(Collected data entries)
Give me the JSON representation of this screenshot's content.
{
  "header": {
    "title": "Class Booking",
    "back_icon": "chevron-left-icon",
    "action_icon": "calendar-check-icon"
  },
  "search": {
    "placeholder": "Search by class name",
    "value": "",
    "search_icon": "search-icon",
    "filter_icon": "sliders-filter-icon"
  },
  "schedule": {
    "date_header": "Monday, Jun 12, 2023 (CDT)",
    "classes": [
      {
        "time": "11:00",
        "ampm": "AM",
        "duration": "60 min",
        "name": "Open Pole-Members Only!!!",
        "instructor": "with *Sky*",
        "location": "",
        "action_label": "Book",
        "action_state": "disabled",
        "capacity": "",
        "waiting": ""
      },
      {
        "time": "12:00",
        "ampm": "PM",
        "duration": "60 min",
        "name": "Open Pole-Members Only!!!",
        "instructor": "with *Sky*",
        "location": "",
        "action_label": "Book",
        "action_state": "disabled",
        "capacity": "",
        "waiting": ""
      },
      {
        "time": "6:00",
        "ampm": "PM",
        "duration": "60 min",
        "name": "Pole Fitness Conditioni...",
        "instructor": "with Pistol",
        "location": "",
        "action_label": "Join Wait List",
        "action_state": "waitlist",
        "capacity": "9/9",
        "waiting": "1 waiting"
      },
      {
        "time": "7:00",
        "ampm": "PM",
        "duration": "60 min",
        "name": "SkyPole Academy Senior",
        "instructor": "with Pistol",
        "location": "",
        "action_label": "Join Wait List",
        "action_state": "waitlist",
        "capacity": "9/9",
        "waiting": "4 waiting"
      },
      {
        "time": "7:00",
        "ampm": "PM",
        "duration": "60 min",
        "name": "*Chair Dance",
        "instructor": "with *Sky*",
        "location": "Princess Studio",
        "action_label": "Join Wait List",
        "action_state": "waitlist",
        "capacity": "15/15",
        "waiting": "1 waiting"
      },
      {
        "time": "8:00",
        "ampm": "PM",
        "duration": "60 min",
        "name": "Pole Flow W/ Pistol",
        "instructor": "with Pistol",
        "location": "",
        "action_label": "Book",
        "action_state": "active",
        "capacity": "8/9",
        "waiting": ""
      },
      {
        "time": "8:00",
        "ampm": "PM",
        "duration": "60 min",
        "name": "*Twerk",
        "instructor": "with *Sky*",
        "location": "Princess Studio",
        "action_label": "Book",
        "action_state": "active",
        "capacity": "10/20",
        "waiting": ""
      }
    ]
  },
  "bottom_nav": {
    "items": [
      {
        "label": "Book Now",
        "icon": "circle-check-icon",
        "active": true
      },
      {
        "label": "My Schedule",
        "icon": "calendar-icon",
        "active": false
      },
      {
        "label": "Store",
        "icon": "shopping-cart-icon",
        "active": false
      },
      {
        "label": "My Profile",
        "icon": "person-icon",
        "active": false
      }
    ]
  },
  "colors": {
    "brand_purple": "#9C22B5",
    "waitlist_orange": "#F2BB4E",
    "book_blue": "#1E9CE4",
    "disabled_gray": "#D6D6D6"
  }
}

* **Aim**: Copy all lines from the entries that contain the word "name".

* **The result**:
    "placeholder": "Search by class name",
        "name": "Open Pole-Members Only!!!",
        "name": "Open Pole-Members Only!!!",
        "name": "Pole Fitness Conditioni...",
        "name": "SkyPole Academy Senior",
        "name": "*Chair Dance",
        "name": "Pole Flow W/ Pistol",
        "name": "*Twerk",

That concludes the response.